:: RECORDS FOR THIS TASK ::
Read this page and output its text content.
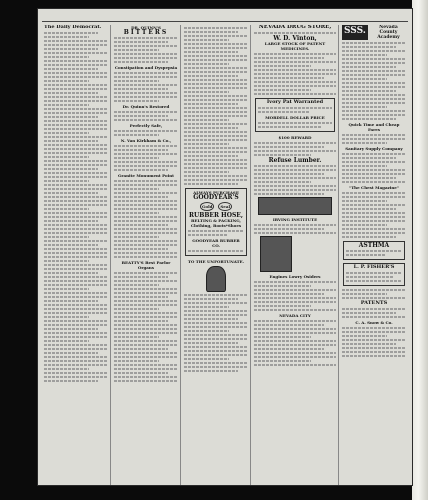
The Daily Democrat.	DR. QUINN'S
BITTERS
Constipation and Dyspepsia
Dr. Quinn's Restored
Perfectly Safe,
N. Van Kirkham & Co.,
Granite Monument Point
BEATTY'S Best Parlor Organs
ALWAYS PURCHASE
GOODYEAR'S
Gold	Seal
RUBBER HOSE,
BELTING & PACKING,
Clothing, Boots*Shoes
GOODYEAR RUBBER CO.
TO THE UNFORTUNATE.
NEVADA DRUG STORE,
W. D. Vinton,
LARGE STOCK OF PATENT MEDICINES.
Ivory Pat Warranted
MORDELL DOLLAR PRICE
$100 REWARD
Refuse Lumber.
IRVING INSTITUTE
Engines Lowry Osiders
NEVADA CITY
SSS.	Nevada County Academy
Quick Time and Cheap Fares
Sanitary Supply Company
"The Chest Magazine"
ASTHMA
L. P. FISHER'S
PATENTS
C. A. Snow & Co.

:: WRITTEN REQUEST ::
Leave every image out, and retype the material exactly.

:: RESULT OF THIS TASK ::
Read this page and output its text content.
The Daily Democrat.	DR. QUINN'S
BITTERS
Constipation and Dyspepsia
Dr. Quinn's Restored
Perfectly Safe,
N. Van Kirkham & Co.,
Granite Monument Point
BEATTY'S Best Parlor Organs
ALWAYS PURCHASE
GOODYEAR'S
Gold	Seal
RUBBER HOSE,
BELTING & PACKING,
Clothing, Boots*Shoes
GOODYEAR RUBBER CO.
TO THE UNFORTUNATE.
NEVADA DRUG STORE,
W. D. Vinton,
LARGE STOCK OF PATENT MEDICINES.
Ivory Pat Warranted
MORDELL DOLLAR PRICE
$100 REWARD
Refuse Lumber.
IRVING INSTITUTE
Engines Lowry Osiders
NEVADA CITY
SSS.	Nevada County Academy
Quick Time and Cheap Fares
Sanitary Supply Company
"The Chest Magazine"
ASTHMA
L. P. FISHER'S
PATENTS
C. A. Snow & Co.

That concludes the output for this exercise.